**What the task asks**
From the entries below, count the lines with "SENSOR". Write only the count.
::::
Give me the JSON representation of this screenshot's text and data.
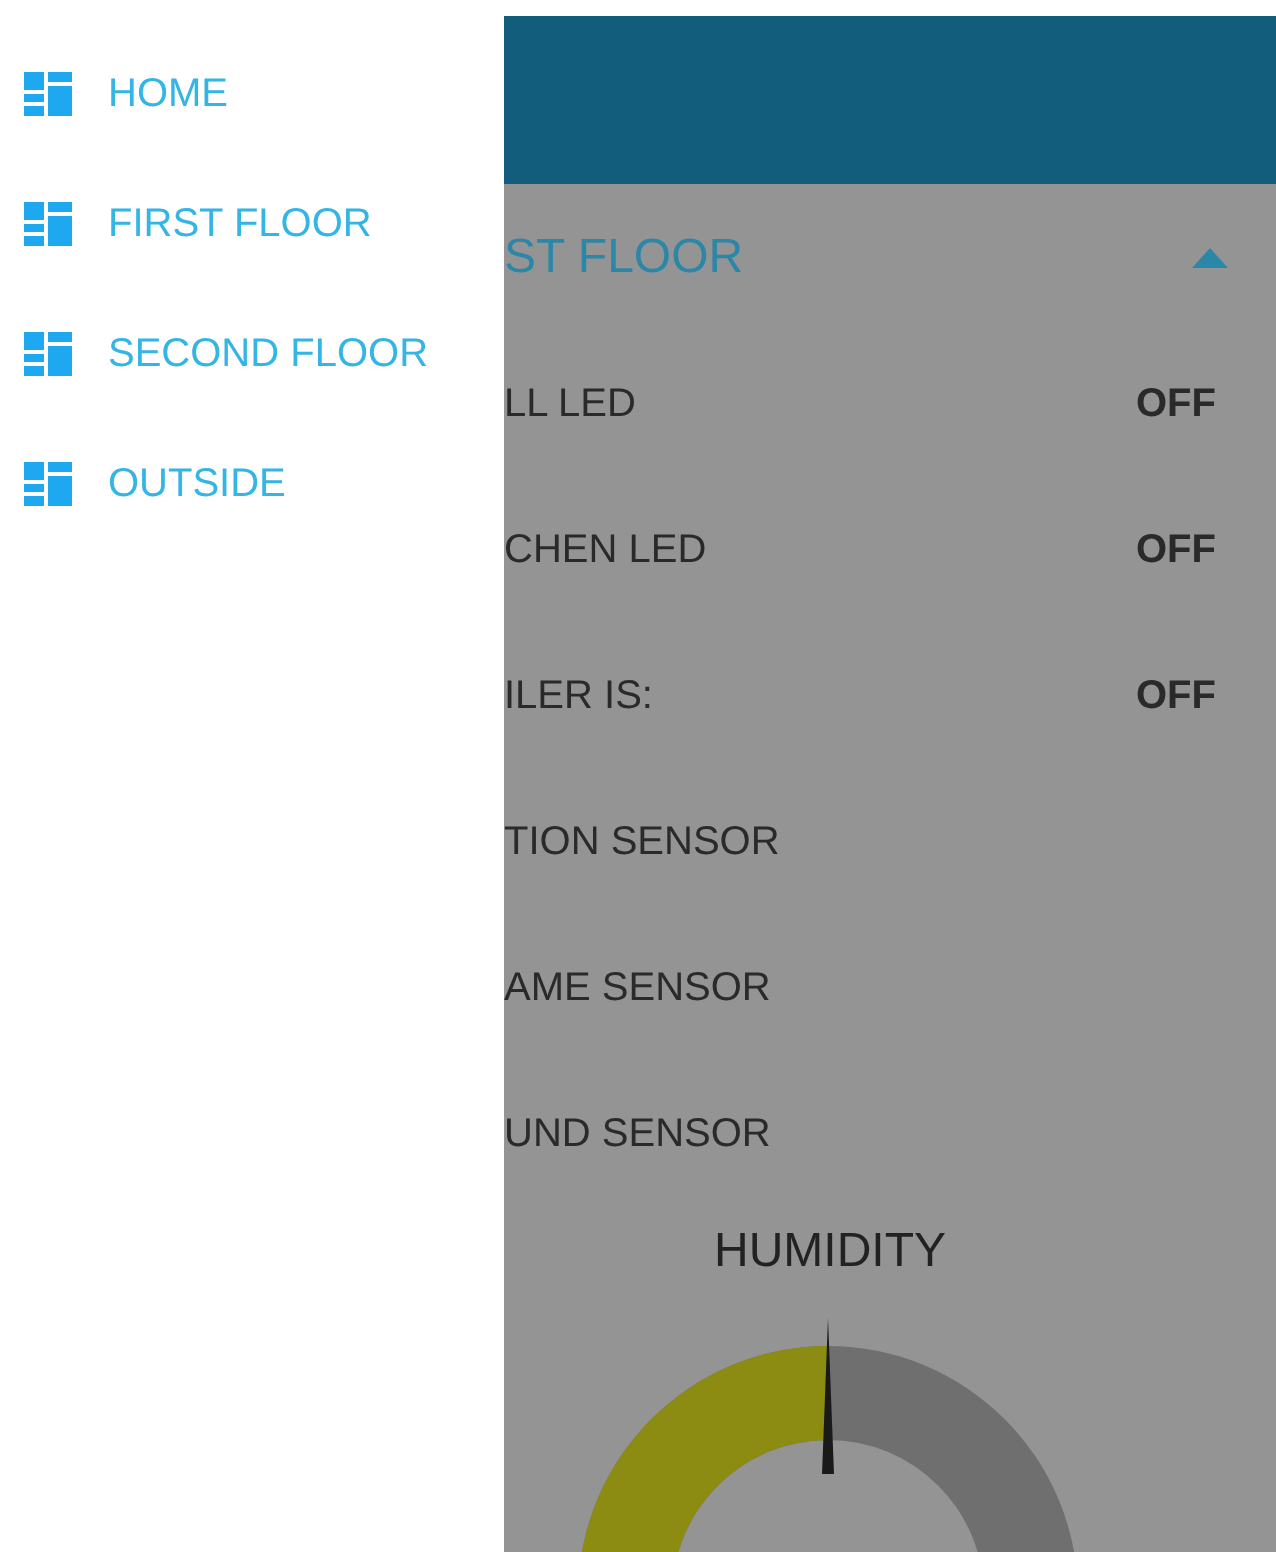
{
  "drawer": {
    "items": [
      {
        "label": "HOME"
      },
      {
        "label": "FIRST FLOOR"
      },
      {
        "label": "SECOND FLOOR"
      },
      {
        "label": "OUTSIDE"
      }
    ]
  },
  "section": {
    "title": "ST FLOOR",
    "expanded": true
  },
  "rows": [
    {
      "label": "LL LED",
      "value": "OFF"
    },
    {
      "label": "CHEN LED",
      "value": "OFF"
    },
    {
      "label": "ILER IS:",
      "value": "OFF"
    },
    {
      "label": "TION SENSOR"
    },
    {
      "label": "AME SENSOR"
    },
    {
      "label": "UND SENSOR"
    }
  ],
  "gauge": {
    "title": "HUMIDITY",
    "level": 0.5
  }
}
::::
**Result of this exercise**
3